Restate the listing below word for word, omitting any images.

****************************************

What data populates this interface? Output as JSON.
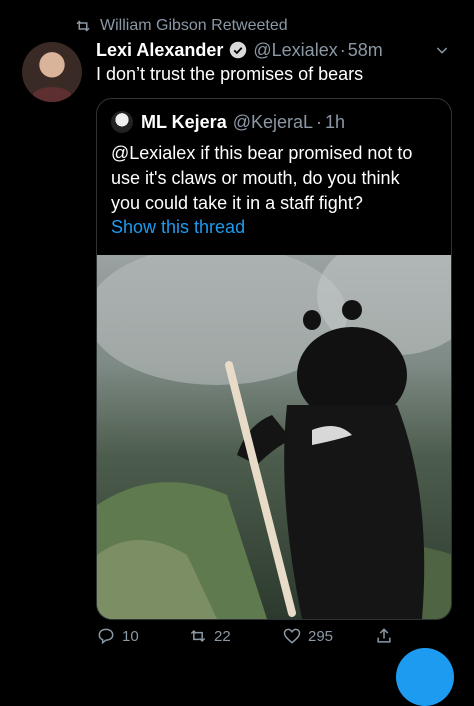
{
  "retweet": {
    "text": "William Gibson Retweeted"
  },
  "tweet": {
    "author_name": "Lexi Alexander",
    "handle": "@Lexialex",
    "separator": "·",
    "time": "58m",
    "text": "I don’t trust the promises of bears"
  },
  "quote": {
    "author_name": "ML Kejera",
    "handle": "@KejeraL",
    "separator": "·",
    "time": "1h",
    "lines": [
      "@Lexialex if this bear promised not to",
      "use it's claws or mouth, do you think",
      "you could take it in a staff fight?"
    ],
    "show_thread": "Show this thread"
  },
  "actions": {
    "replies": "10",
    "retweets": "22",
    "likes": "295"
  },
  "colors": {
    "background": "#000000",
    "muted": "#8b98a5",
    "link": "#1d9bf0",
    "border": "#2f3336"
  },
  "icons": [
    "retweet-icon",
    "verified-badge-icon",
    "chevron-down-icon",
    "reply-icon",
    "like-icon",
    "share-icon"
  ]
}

****************************************

## [Result of this exercise]
What data populates this interface? Output as JSON.
{
  "retweet": {
    "text": "William Gibson Retweeted"
  },
  "tweet": {
    "author_name": "Lexi Alexander",
    "handle": "@Lexialex",
    "separator": "·",
    "time": "58m",
    "text": "I don’t trust the promises of bears"
  },
  "quote": {
    "author_name": "ML Kejera",
    "handle": "@KejeraL",
    "separator": "·",
    "time": "1h",
    "lines": [
      "@Lexialex if this bear promised not to",
      "use it's claws or mouth, do you think",
      "you could take it in a staff fight?"
    ],
    "show_thread": "Show this thread"
  },
  "actions": {
    "replies": "10",
    "retweets": "22",
    "likes": "295"
  },
  "colors": {
    "background": "#000000",
    "muted": "#8b98a5",
    "link": "#1d9bf0",
    "border": "#2f3336"
  },
  "icons": [
    "retweet-icon",
    "verified-badge-icon",
    "chevron-down-icon",
    "reply-icon",
    "like-icon",
    "share-icon"
  ]
}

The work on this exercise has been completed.